◆ **Problem**: Every entry must be duplicated precisely as written.

Dataset excerpt
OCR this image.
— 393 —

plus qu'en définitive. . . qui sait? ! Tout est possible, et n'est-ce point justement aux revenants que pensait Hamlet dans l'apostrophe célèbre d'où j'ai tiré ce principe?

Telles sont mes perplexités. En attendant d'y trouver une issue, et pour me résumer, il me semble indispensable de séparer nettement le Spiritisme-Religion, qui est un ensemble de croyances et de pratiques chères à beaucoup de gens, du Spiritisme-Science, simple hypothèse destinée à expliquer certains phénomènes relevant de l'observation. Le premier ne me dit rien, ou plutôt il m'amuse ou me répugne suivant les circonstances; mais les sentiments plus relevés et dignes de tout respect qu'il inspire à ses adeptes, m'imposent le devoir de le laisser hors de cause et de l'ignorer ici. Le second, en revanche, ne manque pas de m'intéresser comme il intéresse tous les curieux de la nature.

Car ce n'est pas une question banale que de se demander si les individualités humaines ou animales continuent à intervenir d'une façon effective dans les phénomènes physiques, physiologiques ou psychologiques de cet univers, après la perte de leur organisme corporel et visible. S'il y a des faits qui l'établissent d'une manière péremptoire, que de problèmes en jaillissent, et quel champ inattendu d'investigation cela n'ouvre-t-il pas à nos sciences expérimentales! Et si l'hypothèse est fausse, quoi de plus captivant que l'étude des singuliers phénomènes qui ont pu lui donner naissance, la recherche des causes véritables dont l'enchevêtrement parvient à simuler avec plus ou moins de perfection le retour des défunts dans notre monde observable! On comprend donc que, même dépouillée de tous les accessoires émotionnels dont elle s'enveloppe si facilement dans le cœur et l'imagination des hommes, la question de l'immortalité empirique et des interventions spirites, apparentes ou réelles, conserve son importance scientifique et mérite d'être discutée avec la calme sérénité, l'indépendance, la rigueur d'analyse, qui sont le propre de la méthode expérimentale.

◆ **Task response**:
OCR this image.
— 393 —

plus qu'en définitive. . . qui sait? ! Tout est possible, et n'est-ce point justement aux revenants que pensait Hamlet dans l'apostrophe célèbre d'où j'ai tiré ce principe?

Telles sont mes perplexités. En attendant d'y trouver une issue, et pour me résumer, il me semble indispensable de séparer nettement le Spiritisme-Religion, qui est un ensemble de croyances et de pratiques chères à beaucoup de gens, du Spiritisme-Science, simple hypothèse destinée à expliquer certains phénomènes relevant de l'observation. Le premier ne me dit rien, ou plutôt il m'amuse ou me répugne suivant les circonstances; mais les sentiments plus relevés et dignes de tout respect qu'il inspire à ses adeptes, m'imposent le devoir de le laisser hors de cause et de l'ignorer ici. Le second, en revanche, ne manque pas de m'intéresser comme il intéresse tous les curieux de la nature.

Car ce n'est pas une question banale que de se demander si les individualités humaines ou animales continuent à intervenir d'une façon effective dans les phénomènes physiques, physiologiques ou psychologiques de cet univers, après la perte de leur organisme corporel et visible. S'il y a des faits qui l'établissent d'une manière péremptoire, que de problèmes en jaillissent, et quel champ inattendu d'investigation cela n'ouvre-t-il pas à nos sciences expérimentales! Et si l'hypothèse est fausse, quoi de plus captivant que l'étude des singuliers phénomènes qui ont pu lui donner naissance, la recherche des causes véritables dont l'enchevêtrement parvient à simuler avec plus ou moins de perfection le retour des défunts dans notre monde observable! On comprend donc que, même dépouillée de tous les accessoires émotionnels dont elle s'enveloppe si facilement dans le cœur et l'imagination des hommes, la question de l'immortalité empirique et des interventions spirites, apparentes ou réelles, conserve son importance scientifique et mérite d'être discutée avec la calme sérénité, l'indépendance, la rigueur d'analyse, qui sont le propre de la méthode expérimentale.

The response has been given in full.